**** Records shown ****

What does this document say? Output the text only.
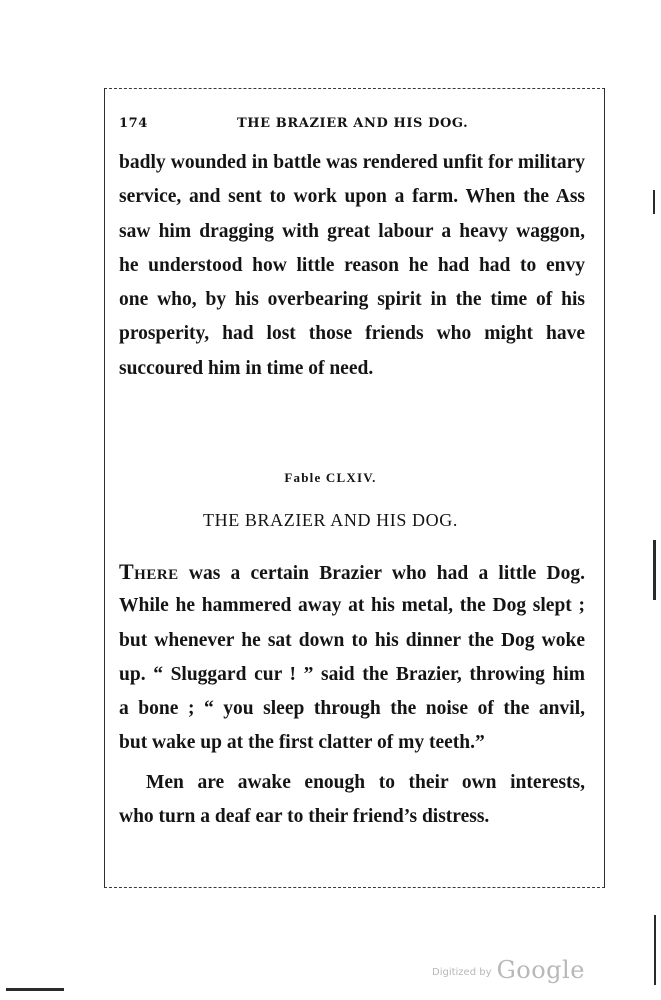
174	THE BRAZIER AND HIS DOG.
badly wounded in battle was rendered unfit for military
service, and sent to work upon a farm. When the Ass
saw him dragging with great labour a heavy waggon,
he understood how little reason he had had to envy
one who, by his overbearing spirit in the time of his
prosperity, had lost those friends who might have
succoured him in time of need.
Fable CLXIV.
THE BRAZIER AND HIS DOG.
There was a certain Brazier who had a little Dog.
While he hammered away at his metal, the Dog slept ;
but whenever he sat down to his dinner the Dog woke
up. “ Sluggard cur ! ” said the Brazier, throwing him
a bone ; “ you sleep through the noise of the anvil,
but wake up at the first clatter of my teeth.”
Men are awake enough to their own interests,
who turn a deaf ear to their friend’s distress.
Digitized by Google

****
**** Records shown ****

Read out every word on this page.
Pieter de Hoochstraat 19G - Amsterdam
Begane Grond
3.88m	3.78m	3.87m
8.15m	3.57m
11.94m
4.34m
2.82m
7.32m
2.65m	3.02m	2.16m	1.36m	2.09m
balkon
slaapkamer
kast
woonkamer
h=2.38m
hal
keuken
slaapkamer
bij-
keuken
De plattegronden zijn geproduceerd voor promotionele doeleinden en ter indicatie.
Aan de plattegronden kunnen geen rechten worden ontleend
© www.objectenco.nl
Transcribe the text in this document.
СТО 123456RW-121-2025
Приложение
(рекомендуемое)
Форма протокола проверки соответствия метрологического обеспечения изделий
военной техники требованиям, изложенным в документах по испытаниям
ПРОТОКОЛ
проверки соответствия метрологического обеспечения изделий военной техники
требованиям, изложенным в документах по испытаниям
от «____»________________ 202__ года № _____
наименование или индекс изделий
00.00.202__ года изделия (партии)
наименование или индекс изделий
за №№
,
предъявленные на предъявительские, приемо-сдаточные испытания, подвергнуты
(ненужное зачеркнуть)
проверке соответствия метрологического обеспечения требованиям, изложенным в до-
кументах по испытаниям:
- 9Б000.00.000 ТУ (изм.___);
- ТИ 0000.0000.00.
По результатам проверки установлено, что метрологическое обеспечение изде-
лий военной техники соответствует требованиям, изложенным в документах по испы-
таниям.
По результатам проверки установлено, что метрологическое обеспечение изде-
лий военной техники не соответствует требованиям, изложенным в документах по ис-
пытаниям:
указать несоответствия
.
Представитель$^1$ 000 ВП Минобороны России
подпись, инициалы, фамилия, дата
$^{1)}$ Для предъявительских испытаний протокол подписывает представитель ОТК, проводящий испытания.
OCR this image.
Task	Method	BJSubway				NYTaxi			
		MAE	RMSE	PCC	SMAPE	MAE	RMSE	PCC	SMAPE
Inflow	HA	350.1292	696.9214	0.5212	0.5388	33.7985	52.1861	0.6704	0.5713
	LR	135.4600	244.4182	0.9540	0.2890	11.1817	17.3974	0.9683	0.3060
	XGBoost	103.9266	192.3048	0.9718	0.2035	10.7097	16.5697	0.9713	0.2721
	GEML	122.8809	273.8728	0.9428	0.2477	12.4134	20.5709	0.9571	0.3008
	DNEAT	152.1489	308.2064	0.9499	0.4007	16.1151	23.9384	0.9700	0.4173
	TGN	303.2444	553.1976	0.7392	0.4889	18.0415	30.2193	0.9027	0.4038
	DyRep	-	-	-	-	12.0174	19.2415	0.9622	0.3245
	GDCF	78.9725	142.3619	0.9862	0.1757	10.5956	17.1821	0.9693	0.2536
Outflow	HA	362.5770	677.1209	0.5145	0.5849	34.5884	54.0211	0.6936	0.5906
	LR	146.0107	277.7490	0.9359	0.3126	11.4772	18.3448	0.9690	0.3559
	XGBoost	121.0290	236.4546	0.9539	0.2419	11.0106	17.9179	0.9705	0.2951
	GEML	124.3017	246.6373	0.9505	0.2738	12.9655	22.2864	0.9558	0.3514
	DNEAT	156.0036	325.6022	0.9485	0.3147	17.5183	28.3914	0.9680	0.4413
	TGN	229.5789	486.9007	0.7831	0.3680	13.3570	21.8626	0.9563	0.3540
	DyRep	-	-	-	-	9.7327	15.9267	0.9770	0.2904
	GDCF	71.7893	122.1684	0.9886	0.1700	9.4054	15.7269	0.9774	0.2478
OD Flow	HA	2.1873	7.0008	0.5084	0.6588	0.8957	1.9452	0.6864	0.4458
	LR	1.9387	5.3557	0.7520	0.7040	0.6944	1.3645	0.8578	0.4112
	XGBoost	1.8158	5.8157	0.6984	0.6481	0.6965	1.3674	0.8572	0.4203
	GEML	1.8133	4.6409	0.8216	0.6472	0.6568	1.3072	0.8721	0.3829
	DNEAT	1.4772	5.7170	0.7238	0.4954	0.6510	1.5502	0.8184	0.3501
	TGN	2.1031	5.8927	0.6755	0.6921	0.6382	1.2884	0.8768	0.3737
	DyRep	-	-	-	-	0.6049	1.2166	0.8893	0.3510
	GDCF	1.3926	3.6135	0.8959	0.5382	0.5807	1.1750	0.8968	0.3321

****
**** Records shown ****

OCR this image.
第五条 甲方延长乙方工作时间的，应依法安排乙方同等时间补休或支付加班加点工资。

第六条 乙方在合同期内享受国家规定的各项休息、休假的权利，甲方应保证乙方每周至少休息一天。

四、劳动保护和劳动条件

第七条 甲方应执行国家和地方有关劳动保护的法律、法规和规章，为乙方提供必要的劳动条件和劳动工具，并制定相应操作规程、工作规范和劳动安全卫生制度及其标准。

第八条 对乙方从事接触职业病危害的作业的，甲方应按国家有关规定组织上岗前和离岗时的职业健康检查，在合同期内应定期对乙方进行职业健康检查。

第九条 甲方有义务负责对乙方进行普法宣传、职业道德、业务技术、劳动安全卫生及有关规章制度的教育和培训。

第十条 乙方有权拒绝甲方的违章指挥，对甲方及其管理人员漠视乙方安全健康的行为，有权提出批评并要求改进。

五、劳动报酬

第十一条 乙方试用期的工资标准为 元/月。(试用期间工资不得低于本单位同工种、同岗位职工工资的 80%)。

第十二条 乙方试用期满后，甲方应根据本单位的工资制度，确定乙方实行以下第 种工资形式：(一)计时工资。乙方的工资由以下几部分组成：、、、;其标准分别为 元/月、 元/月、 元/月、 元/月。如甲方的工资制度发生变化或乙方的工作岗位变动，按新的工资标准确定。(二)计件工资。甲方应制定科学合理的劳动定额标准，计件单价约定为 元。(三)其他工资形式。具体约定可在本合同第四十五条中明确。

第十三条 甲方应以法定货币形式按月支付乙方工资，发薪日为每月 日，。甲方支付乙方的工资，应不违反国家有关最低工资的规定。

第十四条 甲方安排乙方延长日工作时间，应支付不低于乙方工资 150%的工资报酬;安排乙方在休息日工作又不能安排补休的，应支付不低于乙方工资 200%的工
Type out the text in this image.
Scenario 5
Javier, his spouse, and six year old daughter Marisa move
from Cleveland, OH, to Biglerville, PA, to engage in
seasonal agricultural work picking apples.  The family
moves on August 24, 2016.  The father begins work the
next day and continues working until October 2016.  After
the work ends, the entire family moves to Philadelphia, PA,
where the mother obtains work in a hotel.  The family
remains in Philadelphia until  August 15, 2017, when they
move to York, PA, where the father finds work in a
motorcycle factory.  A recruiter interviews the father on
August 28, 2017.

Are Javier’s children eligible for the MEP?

****

Which lines hold the word "their"? Return all of them from the records above.

Men are awake enough to their own interests,
who turn a deaf ear to their friend’s distress.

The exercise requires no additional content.